= JOB =
Examine the material below. Gather every line in which the string "index" appears.

[Records]
--------------------
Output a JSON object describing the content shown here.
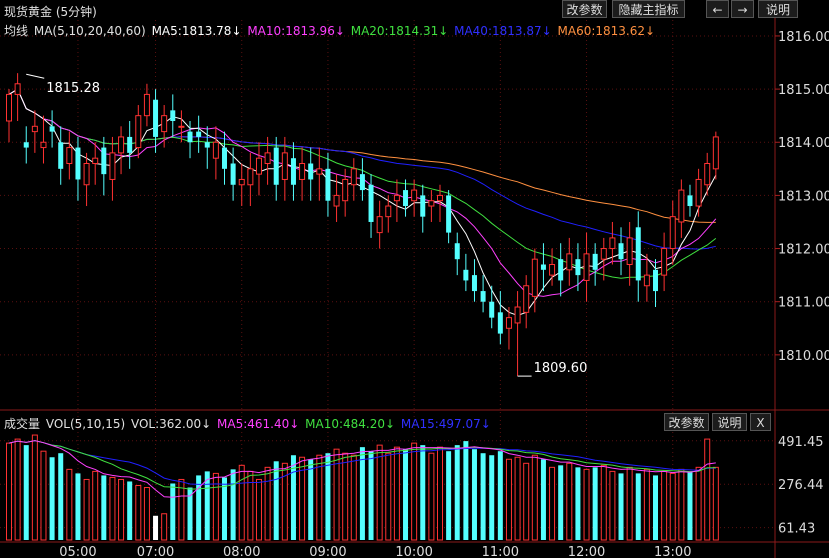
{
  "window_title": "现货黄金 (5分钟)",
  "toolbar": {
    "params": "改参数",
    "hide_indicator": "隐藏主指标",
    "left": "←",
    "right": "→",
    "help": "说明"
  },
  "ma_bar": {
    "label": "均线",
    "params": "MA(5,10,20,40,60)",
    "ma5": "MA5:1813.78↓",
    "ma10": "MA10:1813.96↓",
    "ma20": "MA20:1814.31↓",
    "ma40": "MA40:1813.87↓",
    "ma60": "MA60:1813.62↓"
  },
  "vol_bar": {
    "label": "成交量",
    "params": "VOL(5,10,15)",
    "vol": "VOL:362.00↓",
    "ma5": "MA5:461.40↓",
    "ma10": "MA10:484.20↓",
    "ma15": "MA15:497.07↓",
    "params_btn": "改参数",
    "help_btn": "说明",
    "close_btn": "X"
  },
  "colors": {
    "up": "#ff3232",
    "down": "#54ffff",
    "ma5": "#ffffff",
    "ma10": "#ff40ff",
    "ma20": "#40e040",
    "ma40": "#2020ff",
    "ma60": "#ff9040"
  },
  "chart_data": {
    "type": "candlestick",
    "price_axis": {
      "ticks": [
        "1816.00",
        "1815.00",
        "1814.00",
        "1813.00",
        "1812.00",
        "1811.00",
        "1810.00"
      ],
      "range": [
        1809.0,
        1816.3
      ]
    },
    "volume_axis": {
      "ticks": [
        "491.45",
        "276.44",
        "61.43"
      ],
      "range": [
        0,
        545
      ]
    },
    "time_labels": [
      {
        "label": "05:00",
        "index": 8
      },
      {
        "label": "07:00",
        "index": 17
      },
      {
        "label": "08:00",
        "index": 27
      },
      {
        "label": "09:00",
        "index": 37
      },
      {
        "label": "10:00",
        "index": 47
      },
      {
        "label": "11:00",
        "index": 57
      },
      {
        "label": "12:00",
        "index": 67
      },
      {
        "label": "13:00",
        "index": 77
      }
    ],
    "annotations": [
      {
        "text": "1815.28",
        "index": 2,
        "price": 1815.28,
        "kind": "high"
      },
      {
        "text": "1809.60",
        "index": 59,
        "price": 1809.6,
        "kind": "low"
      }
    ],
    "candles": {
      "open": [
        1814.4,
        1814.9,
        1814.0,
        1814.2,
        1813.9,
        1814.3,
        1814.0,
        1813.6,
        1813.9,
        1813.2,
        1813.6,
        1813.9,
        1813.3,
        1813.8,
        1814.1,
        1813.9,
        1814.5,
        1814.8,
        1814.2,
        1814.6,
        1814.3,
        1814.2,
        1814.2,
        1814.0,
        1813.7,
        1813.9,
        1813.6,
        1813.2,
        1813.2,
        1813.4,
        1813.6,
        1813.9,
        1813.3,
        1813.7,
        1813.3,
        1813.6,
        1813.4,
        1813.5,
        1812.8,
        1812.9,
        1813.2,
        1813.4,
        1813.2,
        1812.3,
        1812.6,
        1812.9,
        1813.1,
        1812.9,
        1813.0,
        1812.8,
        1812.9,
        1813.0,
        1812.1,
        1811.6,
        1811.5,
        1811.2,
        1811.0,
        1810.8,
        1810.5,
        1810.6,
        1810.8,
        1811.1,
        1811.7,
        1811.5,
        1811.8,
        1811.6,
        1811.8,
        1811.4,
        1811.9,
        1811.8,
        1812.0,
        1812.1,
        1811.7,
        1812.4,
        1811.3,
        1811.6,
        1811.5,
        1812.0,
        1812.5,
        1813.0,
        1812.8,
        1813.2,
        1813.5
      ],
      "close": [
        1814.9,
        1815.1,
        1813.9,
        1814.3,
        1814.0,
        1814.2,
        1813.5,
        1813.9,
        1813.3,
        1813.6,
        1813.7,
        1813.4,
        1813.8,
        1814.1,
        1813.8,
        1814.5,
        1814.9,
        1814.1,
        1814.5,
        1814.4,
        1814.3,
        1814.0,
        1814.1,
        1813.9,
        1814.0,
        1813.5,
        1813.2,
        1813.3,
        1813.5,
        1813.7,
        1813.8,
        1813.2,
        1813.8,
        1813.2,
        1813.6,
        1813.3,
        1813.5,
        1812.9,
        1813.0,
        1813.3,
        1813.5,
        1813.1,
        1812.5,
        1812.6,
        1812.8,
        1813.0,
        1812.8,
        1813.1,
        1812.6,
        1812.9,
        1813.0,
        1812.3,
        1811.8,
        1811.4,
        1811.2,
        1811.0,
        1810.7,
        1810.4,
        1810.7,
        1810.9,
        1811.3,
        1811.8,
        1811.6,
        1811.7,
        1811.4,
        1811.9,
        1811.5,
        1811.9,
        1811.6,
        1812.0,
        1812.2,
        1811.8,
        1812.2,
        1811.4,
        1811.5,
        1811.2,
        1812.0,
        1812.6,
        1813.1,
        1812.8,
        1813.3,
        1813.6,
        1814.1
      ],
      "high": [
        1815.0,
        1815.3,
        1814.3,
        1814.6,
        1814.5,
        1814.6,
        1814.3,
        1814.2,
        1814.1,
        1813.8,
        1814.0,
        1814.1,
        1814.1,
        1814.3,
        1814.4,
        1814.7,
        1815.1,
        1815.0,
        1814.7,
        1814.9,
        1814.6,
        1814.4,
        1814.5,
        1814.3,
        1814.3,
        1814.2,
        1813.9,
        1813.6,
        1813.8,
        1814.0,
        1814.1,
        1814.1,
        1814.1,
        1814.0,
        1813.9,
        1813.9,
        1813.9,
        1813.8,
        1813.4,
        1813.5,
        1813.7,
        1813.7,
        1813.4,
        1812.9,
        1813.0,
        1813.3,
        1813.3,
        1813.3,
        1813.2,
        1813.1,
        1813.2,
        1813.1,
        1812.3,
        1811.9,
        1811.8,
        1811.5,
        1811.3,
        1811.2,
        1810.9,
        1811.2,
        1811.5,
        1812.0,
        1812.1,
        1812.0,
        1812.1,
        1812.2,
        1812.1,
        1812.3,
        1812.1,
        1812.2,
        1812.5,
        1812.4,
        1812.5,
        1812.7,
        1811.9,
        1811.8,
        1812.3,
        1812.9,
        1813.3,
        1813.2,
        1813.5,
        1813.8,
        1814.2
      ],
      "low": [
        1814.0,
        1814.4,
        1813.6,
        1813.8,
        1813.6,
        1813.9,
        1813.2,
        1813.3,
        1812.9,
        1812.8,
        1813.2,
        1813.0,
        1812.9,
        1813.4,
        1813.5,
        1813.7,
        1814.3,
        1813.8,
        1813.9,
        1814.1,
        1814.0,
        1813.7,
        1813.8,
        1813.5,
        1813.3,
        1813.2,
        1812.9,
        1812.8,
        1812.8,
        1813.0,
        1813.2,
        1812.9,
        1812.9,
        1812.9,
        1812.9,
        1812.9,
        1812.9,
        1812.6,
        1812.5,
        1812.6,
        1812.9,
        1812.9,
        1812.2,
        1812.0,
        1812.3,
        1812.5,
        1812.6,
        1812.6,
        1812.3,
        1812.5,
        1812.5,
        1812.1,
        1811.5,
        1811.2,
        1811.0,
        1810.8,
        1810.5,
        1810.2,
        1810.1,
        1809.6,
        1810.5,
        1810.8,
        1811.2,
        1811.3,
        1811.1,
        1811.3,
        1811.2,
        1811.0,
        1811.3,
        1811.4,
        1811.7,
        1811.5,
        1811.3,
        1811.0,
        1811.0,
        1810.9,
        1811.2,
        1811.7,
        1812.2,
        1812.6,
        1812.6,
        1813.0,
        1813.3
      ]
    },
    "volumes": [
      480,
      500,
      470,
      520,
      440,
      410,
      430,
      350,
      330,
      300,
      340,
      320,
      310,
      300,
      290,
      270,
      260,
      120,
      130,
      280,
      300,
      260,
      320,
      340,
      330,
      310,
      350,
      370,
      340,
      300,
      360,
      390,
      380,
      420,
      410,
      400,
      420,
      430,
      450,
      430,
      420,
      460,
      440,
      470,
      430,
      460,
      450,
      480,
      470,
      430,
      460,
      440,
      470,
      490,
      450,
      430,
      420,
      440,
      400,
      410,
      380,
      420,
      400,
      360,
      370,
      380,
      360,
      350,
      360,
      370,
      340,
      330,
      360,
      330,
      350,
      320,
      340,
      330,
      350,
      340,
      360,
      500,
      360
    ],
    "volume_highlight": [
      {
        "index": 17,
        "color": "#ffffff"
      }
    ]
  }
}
--------------------
= OUTPUT FOR THIS EXERCISE =
        "index": 8
        "index": 17
        "index": 27
        "index": 37
        "index": 47
        "index": 57
        "index": 67
        "index": 77
        "index": 2,
        "index": 59,
        "index": 17,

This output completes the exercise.